● **What you should do**
Return the lines where the word "องไม" occurs.

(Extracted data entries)
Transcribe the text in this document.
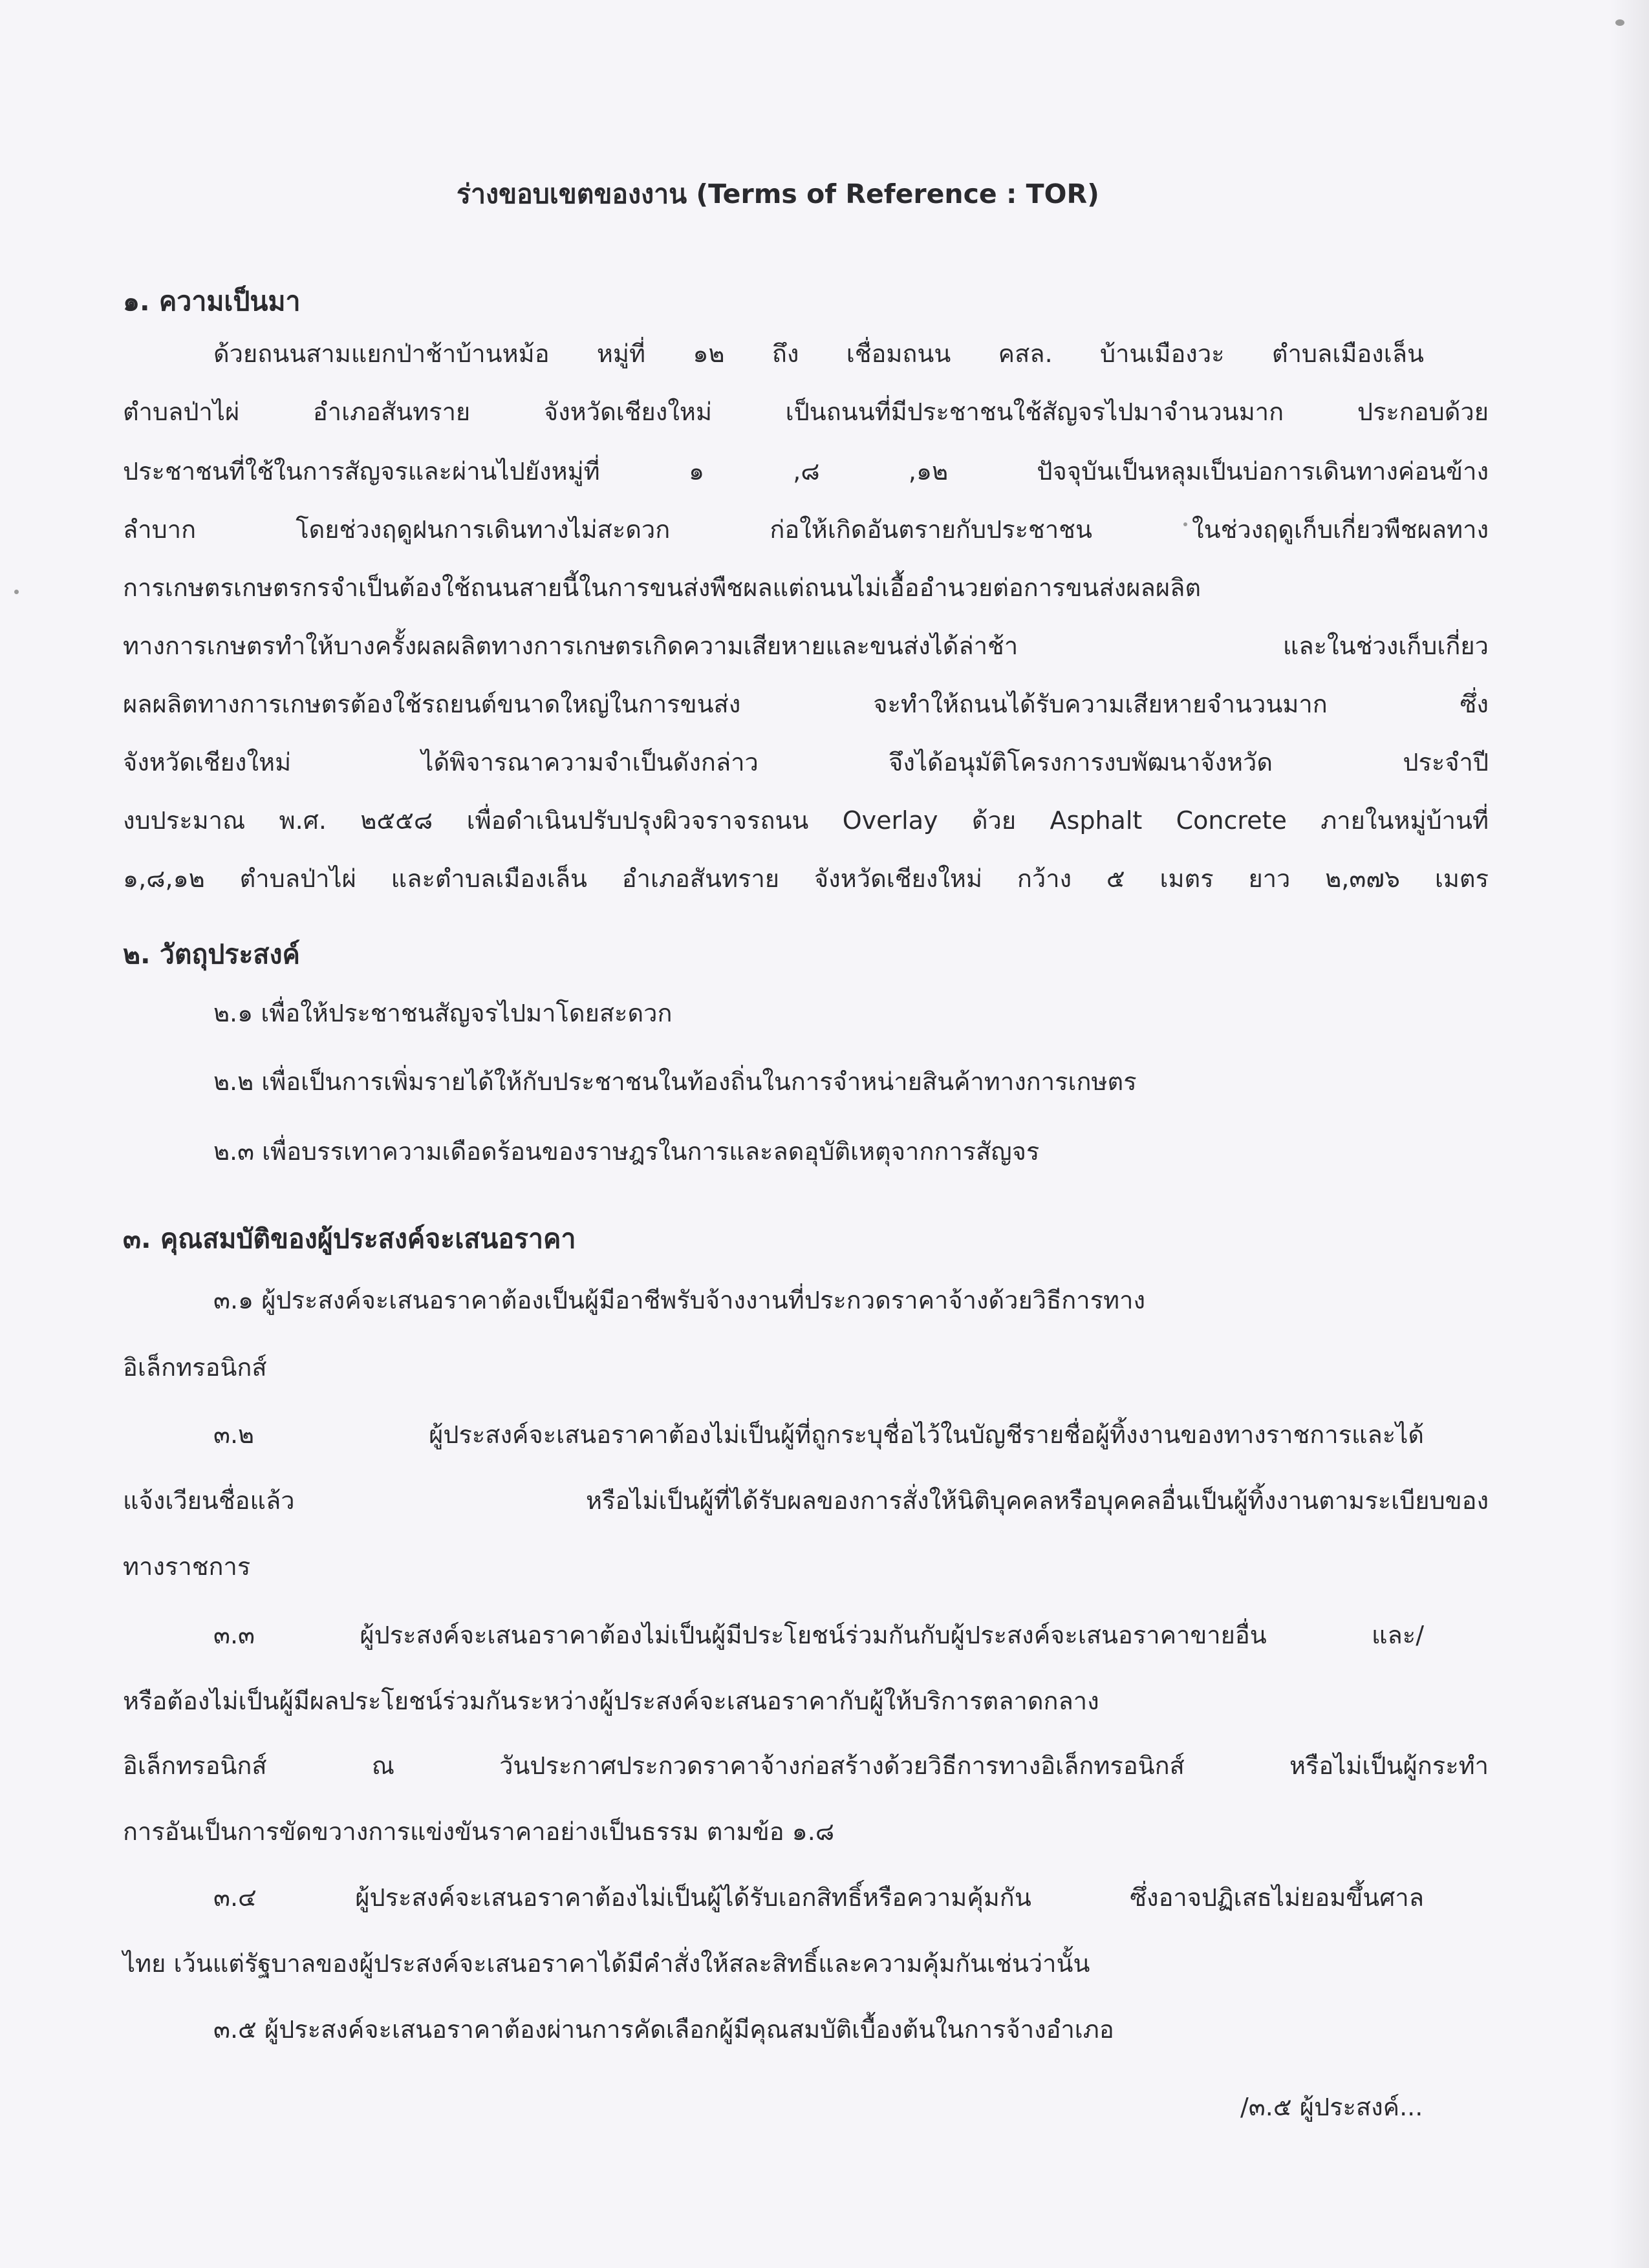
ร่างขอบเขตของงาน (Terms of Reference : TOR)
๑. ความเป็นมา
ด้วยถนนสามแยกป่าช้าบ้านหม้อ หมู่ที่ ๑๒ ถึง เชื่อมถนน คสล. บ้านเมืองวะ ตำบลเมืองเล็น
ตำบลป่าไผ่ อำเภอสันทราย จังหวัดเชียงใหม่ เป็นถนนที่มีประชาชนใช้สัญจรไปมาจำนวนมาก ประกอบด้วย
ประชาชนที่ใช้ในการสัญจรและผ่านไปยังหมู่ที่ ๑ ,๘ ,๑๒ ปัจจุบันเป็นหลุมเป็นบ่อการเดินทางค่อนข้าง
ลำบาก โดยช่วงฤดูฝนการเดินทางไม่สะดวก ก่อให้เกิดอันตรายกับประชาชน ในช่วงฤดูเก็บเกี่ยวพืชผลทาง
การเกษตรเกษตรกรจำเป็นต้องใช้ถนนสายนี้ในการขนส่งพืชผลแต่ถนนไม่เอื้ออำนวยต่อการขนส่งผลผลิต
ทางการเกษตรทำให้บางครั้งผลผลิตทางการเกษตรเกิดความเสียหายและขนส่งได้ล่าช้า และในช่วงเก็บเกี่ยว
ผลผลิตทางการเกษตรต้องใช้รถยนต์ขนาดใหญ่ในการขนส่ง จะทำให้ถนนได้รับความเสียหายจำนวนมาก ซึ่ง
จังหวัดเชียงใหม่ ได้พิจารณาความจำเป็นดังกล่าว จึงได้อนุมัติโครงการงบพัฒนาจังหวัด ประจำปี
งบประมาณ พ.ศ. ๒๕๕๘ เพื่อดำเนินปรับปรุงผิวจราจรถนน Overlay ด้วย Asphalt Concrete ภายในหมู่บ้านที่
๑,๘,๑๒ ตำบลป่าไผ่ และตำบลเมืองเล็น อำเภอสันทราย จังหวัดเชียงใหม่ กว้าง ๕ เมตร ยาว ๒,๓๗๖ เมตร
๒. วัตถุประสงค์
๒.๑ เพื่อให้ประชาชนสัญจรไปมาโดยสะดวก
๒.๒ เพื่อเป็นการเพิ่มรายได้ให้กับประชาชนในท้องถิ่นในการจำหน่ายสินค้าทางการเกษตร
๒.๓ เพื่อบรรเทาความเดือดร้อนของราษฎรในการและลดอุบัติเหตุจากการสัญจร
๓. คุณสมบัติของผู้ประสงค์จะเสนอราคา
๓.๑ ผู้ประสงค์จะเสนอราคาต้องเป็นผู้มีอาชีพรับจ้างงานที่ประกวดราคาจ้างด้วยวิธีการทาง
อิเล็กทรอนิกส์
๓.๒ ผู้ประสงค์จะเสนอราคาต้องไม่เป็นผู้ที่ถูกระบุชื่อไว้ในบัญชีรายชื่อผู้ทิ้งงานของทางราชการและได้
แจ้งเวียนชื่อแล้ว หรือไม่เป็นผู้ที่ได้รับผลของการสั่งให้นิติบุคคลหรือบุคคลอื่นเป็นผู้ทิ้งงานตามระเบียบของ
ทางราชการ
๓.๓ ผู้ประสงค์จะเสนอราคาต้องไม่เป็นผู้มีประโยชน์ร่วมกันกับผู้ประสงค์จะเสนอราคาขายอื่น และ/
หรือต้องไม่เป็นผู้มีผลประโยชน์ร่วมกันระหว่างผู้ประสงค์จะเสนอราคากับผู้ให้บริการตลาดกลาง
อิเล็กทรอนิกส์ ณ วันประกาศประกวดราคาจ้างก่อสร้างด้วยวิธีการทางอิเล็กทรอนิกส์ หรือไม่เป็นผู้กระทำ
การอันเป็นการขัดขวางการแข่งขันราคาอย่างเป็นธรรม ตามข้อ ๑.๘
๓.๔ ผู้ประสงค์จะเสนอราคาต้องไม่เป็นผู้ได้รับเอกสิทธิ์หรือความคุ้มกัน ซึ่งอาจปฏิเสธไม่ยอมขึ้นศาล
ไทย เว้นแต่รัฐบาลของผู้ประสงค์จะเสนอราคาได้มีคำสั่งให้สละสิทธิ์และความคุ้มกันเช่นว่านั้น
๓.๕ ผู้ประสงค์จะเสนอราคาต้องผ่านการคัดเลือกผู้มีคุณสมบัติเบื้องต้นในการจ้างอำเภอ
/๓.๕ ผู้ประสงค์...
...
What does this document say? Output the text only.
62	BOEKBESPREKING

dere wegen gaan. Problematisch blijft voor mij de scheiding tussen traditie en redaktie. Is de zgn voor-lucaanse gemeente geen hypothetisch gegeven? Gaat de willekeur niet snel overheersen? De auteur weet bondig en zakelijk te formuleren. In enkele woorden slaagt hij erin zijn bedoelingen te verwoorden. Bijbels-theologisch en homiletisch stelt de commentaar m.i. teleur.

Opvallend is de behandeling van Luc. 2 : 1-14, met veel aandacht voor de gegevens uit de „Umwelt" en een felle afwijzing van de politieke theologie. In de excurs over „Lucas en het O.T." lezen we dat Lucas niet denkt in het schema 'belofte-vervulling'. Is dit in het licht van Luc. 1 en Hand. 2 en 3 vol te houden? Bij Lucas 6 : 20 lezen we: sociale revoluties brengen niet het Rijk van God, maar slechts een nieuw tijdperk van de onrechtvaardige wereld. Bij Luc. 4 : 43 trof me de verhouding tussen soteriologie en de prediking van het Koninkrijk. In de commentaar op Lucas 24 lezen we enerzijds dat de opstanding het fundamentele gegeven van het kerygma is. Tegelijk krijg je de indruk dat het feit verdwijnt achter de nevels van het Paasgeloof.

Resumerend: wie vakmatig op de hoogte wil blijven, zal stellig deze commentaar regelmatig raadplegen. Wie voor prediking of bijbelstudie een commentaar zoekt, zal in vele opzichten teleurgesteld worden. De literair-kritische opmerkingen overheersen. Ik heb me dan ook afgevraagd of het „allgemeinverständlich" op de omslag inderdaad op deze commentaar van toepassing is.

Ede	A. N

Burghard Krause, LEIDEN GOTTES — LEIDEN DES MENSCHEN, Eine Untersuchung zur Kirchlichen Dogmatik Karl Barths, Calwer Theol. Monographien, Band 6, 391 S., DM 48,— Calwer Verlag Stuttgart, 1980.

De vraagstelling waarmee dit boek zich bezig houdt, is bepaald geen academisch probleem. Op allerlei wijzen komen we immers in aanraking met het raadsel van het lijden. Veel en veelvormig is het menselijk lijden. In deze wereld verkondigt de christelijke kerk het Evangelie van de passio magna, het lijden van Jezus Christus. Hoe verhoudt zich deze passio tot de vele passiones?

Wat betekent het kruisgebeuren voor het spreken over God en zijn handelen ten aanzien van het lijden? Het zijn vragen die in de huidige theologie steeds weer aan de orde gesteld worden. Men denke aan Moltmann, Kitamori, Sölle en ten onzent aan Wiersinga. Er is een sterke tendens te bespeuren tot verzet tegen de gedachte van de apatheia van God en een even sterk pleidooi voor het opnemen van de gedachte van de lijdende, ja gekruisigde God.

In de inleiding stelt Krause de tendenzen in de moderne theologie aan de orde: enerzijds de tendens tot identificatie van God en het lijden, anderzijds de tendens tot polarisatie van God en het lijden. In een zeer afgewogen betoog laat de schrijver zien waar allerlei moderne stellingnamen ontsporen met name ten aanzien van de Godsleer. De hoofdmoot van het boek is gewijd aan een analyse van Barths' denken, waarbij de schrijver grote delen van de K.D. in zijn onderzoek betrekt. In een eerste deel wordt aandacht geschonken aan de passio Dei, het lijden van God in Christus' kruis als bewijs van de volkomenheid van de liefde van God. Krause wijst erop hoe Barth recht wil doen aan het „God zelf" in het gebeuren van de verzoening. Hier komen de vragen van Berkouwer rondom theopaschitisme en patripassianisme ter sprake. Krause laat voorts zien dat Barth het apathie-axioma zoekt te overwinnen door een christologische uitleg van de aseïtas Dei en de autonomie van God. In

● **Solution for this exercise**
๓.๒ ผู้ประสงค์จะเสนอราคาต้องไม่เป็นผู้ที่ถูกระบุชื่อไว้ในบัญชีรายชื่อผู้ทิ้งงานของทางราชการและได้
๓.๓ ผู้ประสงค์จะเสนอราคาต้องไม่เป็นผู้มีประโยชน์ร่วมกันกับผู้ประสงค์จะเสนอราคาขายอื่น และ/
หรือต้องไม่เป็นผู้มีผลประโยชน์ร่วมกันระหว่างผู้ประสงค์จะเสนอราคากับผู้ให้บริการตลาดกลาง
๓.๔ ผู้ประสงค์จะเสนอราคาต้องไม่เป็นผู้ได้รับเอกสิทธิ์หรือความคุ้มกัน ซึ่งอาจปฏิเสธไม่ยอมขึ้นศาล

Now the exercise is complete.